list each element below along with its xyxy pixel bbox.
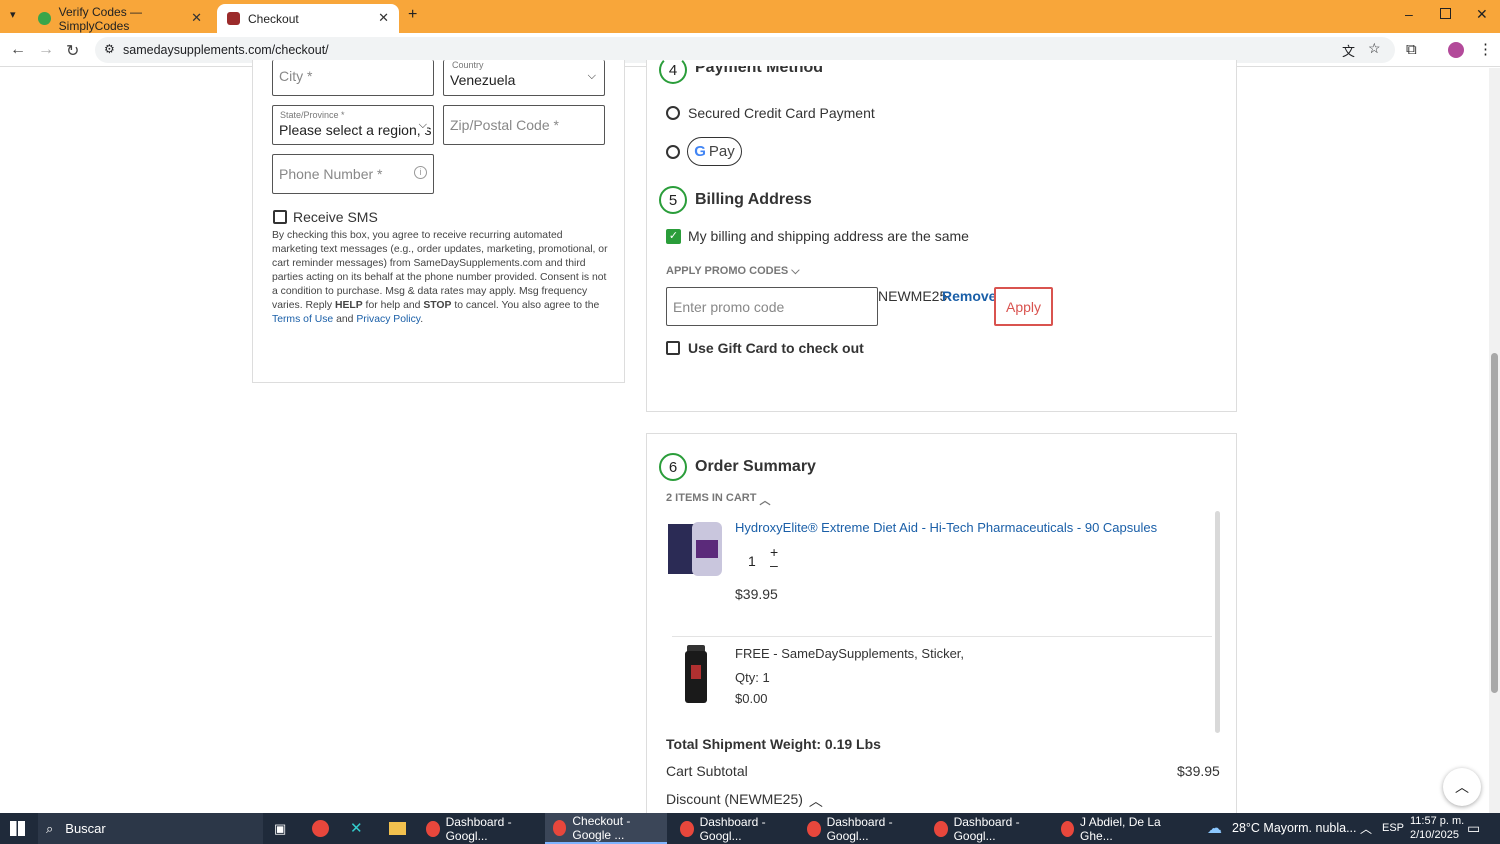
tab-checkout[interactable]: Checkout ✕ [217, 4, 399, 33]
simplycodes-favicon-icon [38, 12, 51, 25]
profile-avatar[interactable] [1448, 42, 1464, 58]
translate-icon[interactable]: 文 [1342, 41, 1355, 60]
applied-promo-code: NEWME25 [878, 288, 948, 304]
promo-codes-toggle[interactable]: APPLY PROMO CODES ⌵ [666, 265, 800, 278]
tray-chevron-icon[interactable]: ︿ [1360, 820, 1372, 837]
google-pay-button[interactable]: G Pay [687, 137, 742, 166]
quantity-stepper[interactable]: 1 + – [735, 544, 787, 577]
promo-code-input[interactable]: Enter promo code [666, 287, 878, 326]
scroll-to-top-button[interactable]: ︿ [1443, 768, 1481, 806]
chrome-taskbar-icon[interactable] [312, 820, 329, 837]
taskbar-search[interactable]: ⌕ Buscar [38, 813, 263, 844]
product-image [668, 522, 724, 578]
city-input[interactable]: City * [272, 60, 434, 96]
taskbar-app-5[interactable]: Dashboard - Googl... [926, 813, 1048, 844]
tab-list-chevron-icon[interactable]: ▾ [10, 8, 16, 21]
receive-sms-checkbox[interactable] [273, 210, 287, 224]
notifications-icon[interactable]: ▭ [1467, 820, 1480, 837]
page-scrollbar[interactable] [1489, 68, 1500, 813]
country-select[interactable]: Country Venezuela ⌵ [443, 60, 605, 96]
close-tab-icon[interactable]: ✕ [378, 10, 389, 26]
state-select[interactable]: State/Province * Please select a region,… [272, 105, 434, 145]
taskbar: ⌕ Buscar ▣ ✕ Dashboard - Googl... Checko… [0, 813, 1500, 844]
chevron-up-icon: ︿ [808, 793, 823, 809]
file-explorer-icon[interactable] [389, 822, 406, 835]
chevron-down-icon: ⌵ [791, 265, 800, 277]
apply-promo-button[interactable]: Apply [994, 287, 1053, 326]
chevron-up-icon: ︿ [759, 495, 771, 507]
summary-scrollbar[interactable] [1215, 511, 1220, 733]
close-tab-icon[interactable]: ✕ [191, 10, 202, 26]
store-favicon-icon [227, 12, 240, 25]
product-image [683, 645, 709, 705]
menu-icon[interactable]: ⋮ [1478, 40, 1493, 58]
app-taskbar-icon[interactable]: ✕ [350, 819, 363, 837]
taskbar-app-1[interactable]: Dashboard - Googl... [418, 813, 540, 844]
new-tab-icon[interactable]: + [408, 6, 417, 24]
tab-verify-codes[interactable]: Verify Codes — SimplyCodes ✕ [30, 4, 212, 33]
chevron-up-icon: ︿ [1455, 779, 1469, 795]
info-icon[interactable]: i [414, 166, 427, 179]
order-summary-title: Order Summary [695, 458, 816, 475]
same-address-checkbox[interactable]: ✓ [666, 229, 681, 244]
close-window-icon[interactable]: ✕ [1476, 6, 1488, 23]
taskbar-app-2[interactable]: Checkout - Google ... [545, 813, 667, 844]
items-in-cart-toggle[interactable]: 2 ITEMS IN CART ︿ [666, 492, 770, 508]
step-5-badge: 5 [659, 186, 687, 214]
billing-address-title: Billing Address [695, 191, 812, 208]
extensions-icon[interactable]: ⧉ [1406, 41, 1417, 58]
forward-icon[interactable]: → [38, 41, 54, 59]
phone-input[interactable]: Phone Number * i [272, 154, 434, 194]
minimize-icon[interactable]: – [1405, 6, 1413, 22]
step-4-badge: 4 [659, 56, 687, 84]
site-info-icon[interactable]: ⚙ [104, 42, 115, 56]
discount-toggle[interactable]: Discount (NEWME25) ︿ [666, 791, 823, 811]
chevron-down-icon: ⌵ [587, 70, 596, 82]
search-icon: ⌕ [46, 820, 54, 836]
back-icon[interactable]: ← [10, 41, 26, 59]
bookmark-star-icon[interactable]: ☆ [1368, 40, 1381, 57]
step-6-badge: 6 [659, 453, 687, 481]
browser-tab-bar: ▾ Verify Codes — SimplyCodes ✕ Checkout … [0, 0, 1500, 33]
zip-input[interactable]: Zip/Postal Code * [443, 105, 605, 145]
product-name-link[interactable]: HydroxyElite® Extreme Diet Aid - Hi-Tech… [735, 520, 1157, 535]
privacy-policy-link[interactable]: Privacy Policy [356, 314, 420, 325]
taskbar-app-3[interactable]: Dashboard - Googl... [672, 813, 794, 844]
remove-promo-link[interactable]: Remove [942, 288, 996, 304]
chevron-down-icon: ⌵ [418, 119, 427, 132]
taskbar-app-4[interactable]: Dashboard - Googl... [799, 813, 921, 844]
gift-card-checkbox[interactable] [666, 341, 680, 355]
reload-icon[interactable]: ↻ [66, 41, 79, 61]
weather-icon[interactable]: ☁ [1207, 819, 1222, 837]
windows-start-icon[interactable] [10, 821, 25, 836]
decrement-icon[interactable]: – [770, 557, 778, 573]
credit-card-radio[interactable] [666, 106, 680, 120]
restore-icon[interactable] [1440, 8, 1451, 19]
terms-of-use-link[interactable]: Terms of Use [272, 314, 333, 325]
google-pay-radio[interactable] [666, 145, 680, 159]
sms-disclaimer: By checking this box, you agree to recei… [272, 230, 608, 325]
taskbar-app-6[interactable]: J Abdiel, De La Ghe... [1053, 813, 1175, 844]
item-divider [672, 636, 1212, 637]
task-view-icon[interactable]: ▣ [274, 821, 286, 837]
google-g-icon: G [694, 143, 706, 160]
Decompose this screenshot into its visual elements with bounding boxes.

- **The problem**
Please arrange the part of the material that opens with the line containing "tab-checkout[interactable]: Checkout ✕" and closes with the line containing "applied-promo-code: NEWME25 [878, 288, 948, 304]" as a Markdown table with the columns Row and Entry, skipping any blank lines.

- **Written response**
| Row | Entry |
|---|---|
| 1 | tab-checkout[interactable]: Checkout ✕ [217, 4, 399, 33] |
| 2 | simplycodes-favicon-icon [38, 12, 51, 25] |
| 3 | profile-avatar[interactable] [1448, 42, 1464, 58] |
| 4 | translate-icon[interactable]: 文 [1342, 41, 1355, 60] |
| 5 | applied-promo-code: NEWME25 [878, 288, 948, 304] |